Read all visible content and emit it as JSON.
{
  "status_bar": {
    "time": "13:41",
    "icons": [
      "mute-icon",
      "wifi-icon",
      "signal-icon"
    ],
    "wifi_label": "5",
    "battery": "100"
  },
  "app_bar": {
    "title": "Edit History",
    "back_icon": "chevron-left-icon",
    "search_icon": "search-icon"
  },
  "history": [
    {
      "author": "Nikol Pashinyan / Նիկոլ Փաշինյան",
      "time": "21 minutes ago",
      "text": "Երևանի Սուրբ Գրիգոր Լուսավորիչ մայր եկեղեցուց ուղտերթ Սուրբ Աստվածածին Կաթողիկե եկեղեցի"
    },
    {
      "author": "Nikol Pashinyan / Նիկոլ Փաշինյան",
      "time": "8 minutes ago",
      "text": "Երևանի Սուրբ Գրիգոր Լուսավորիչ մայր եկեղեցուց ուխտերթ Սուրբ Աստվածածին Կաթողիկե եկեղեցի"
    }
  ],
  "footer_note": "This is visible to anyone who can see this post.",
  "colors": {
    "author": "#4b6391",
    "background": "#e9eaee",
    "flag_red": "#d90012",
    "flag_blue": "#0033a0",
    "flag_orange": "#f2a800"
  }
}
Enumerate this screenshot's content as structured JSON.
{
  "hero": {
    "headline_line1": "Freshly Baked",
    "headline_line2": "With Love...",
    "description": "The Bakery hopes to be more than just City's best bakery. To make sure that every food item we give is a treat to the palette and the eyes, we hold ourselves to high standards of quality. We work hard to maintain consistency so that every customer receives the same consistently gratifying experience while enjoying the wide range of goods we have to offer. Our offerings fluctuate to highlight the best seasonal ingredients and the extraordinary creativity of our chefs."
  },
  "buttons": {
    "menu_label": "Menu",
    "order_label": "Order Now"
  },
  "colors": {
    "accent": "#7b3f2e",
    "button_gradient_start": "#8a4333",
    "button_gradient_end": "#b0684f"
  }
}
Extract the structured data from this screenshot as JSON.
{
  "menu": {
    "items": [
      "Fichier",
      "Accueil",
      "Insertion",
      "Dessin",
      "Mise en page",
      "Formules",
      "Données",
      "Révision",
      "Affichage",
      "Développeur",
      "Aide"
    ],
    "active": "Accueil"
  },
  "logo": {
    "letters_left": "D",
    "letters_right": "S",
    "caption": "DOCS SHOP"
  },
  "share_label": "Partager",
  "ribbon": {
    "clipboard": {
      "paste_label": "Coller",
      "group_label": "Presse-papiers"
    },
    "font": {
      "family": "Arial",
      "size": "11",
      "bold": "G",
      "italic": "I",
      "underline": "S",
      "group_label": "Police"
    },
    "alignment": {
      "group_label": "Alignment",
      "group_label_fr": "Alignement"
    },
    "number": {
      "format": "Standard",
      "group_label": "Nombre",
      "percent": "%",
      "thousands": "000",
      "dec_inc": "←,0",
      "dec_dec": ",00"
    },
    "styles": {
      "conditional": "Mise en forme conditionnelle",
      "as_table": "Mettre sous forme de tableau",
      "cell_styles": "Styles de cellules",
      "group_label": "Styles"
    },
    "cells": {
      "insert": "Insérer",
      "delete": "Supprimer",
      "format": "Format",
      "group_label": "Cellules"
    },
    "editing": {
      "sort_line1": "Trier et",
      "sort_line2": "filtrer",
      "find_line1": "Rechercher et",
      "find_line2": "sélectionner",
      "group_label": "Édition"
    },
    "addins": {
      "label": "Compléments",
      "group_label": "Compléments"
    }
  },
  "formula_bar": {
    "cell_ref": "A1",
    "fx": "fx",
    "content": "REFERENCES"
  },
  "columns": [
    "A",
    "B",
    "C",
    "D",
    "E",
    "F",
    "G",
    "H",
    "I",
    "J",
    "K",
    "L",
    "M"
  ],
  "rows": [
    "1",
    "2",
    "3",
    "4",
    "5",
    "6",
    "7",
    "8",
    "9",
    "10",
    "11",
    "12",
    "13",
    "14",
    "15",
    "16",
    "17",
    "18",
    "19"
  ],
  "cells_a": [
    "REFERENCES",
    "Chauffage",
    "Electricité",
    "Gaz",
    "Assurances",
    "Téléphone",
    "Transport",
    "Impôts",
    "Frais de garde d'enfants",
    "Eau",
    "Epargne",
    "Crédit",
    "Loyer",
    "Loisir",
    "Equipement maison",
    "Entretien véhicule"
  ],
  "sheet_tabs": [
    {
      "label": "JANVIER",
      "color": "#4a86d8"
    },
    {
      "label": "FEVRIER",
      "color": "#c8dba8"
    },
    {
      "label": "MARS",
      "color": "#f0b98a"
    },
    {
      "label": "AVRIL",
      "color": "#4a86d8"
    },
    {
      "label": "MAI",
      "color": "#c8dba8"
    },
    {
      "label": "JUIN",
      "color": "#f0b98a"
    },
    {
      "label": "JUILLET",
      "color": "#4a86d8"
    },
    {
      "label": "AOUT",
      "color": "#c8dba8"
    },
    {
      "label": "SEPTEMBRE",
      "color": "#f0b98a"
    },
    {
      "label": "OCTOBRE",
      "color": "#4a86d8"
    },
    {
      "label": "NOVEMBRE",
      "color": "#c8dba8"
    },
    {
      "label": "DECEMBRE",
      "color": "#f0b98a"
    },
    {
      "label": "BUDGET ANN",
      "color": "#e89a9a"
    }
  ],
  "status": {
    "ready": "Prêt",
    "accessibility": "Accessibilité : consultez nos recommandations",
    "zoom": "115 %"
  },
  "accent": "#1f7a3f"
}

**EXERCISE DESCRIPTION**
Write out all the entries exactly.

**RESPONSE TO THIS EXERCISE**
Read all visible content and emit it as JSON.
{
  "status_bar": {
    "time": "13:41",
    "icons": [
      "mute-icon",
      "wifi-icon",
      "signal-icon"
    ],
    "wifi_label": "5",
    "battery": "100"
  },
  "app_bar": {
    "title": "Edit History",
    "back_icon": "chevron-left-icon",
    "search_icon": "search-icon"
  },
  "history": [
    {
      "author": "Nikol Pashinyan / Նիկոլ Փաշինյան",
      "time": "21 minutes ago",
      "text": "Երևանի Սուրբ Գրիգոր Լուսավորիչ մայր եկեղեցուց ուղտերթ Սուրբ Աստվածածին Կաթողիկե եկեղեցի"
    },
    {
      "author": "Nikol Pashinyan / Նիկոլ Փաշինյան",
      "time": "8 minutes ago",
      "text": "Երևանի Սուրբ Գրիգոր Լուսավորիչ մայր եկեղեցուց ուխտերթ Սուրբ Աստվածածին Կաթողիկե եկեղեցի"
    }
  ],
  "footer_note": "This is visible to anyone who can see this post.",
  "colors": {
    "author": "#4b6391",
    "background": "#e9eaee",
    "flag_red": "#d90012",
    "flag_blue": "#0033a0",
    "flag_orange": "#f2a800"
  }
}
Enumerate this screenshot's content as structured JSON.
{
  "hero": {
    "headline_line1": "Freshly Baked",
    "headline_line2": "With Love...",
    "description": "The Bakery hopes to be more than just City's best bakery. To make sure that every food item we give is a treat to the palette and the eyes, we hold ourselves to high standards of quality. We work hard to maintain consistency so that every customer receives the same consistently gratifying experience while enjoying the wide range of goods we have to offer. Our offerings fluctuate to highlight the best seasonal ingredients and the extraordinary creativity of our chefs."
  },
  "buttons": {
    "menu_label": "Menu",
    "order_label": "Order Now"
  },
  "colors": {
    "accent": "#7b3f2e",
    "button_gradient_start": "#8a4333",
    "button_gradient_end": "#b0684f"
  }
}
Extract the structured data from this screenshot as JSON.
{
  "menu": {
    "items": [
      "Fichier",
      "Accueil",
      "Insertion",
      "Dessin",
      "Mise en page",
      "Formules",
      "Données",
      "Révision",
      "Affichage",
      "Développeur",
      "Aide"
    ],
    "active": "Accueil"
  },
  "logo": {
    "letters_left": "D",
    "letters_right": "S",
    "caption": "DOCS SHOP"
  },
  "share_label": "Partager",
  "ribbon": {
    "clipboard": {
      "paste_label": "Coller",
      "group_label": "Presse-papiers"
    },
    "font": {
      "family": "Arial",
      "size": "11",
      "bold": "G",
      "italic": "I",
      "underline": "S",
      "group_label": "Police"
    },
    "alignment": {
      "group_label": "Alignment",
      "group_label_fr": "Alignement"
    },
    "number": {
      "format": "Standard",
      "group_label": "Nombre",
      "percent": "%",
      "thousands": "000",
      "dec_inc": "←,0",
      "dec_dec": ",00"
    },
    "styles": {
      "conditional": "Mise en forme conditionnelle",
      "as_table": "Mettre sous forme de tableau",
      "cell_styles": "Styles de cellules",
      "group_label": "Styles"
    },
    "cells": {
      "insert": "Insérer",
      "delete": "Supprimer",
      "format": "Format",
      "group_label": "Cellules"
    },
    "editing": {
      "sort_line1": "Trier et",
      "sort_line2": "filtrer",
      "find_line1": "Rechercher et",
      "find_line2": "sélectionner",
      "group_label": "Édition"
    },
    "addins": {
      "label": "Compléments",
      "group_label": "Compléments"
    }
  },
  "formula_bar": {
    "cell_ref": "A1",
    "fx": "fx",
    "content": "REFERENCES"
  },
  "columns": [
    "A",
    "B",
    "C",
    "D",
    "E",
    "F",
    "G",
    "H",
    "I",
    "J",
    "K",
    "L",
    "M"
  ],
  "rows": [
    "1",
    "2",
    "3",
    "4",
    "5",
    "6",
    "7",
    "8",
    "9",
    "10",
    "11",
    "12",
    "13",
    "14",
    "15",
    "16",
    "17",
    "18",
    "19"
  ],
  "cells_a": [
    "REFERENCES",
    "Chauffage",
    "Electricité",
    "Gaz",
    "Assurances",
    "Téléphone",
    "Transport",
    "Impôts",
    "Frais de garde d'enfants",
    "Eau",
    "Epargne",
    "Crédit",
    "Loyer",
    "Loisir",
    "Equipement maison",
    "Entretien véhicule"
  ],
  "sheet_tabs": [
    {
      "label": "JANVIER",
      "color": "#4a86d8"
    },
    {
      "label": "FEVRIER",
      "color": "#c8dba8"
    },
    {
      "label": "MARS",
      "color": "#f0b98a"
    },
    {
      "label": "AVRIL",
      "color": "#4a86d8"
    },
    {
      "label": "MAI",
      "color": "#c8dba8"
    },
    {
      "label": "JUIN",
      "color": "#f0b98a"
    },
    {
      "label": "JUILLET",
      "color": "#4a86d8"
    },
    {
      "label": "AOUT",
      "color": "#c8dba8"
    },
    {
      "label": "SEPTEMBRE",
      "color": "#f0b98a"
    },
    {
      "label": "OCTOBRE",
      "color": "#4a86d8"
    },
    {
      "label": "NOVEMBRE",
      "color": "#c8dba8"
    },
    {
      "label": "DECEMBRE",
      "color": "#f0b98a"
    },
    {
      "label": "BUDGET ANN",
      "color": "#e89a9a"
    }
  ],
  "status": {
    "ready": "Prêt",
    "accessibility": "Accessibilité : consultez nos recommandations",
    "zoom": "115 %"
  },
  "accent": "#1f7a3f"
}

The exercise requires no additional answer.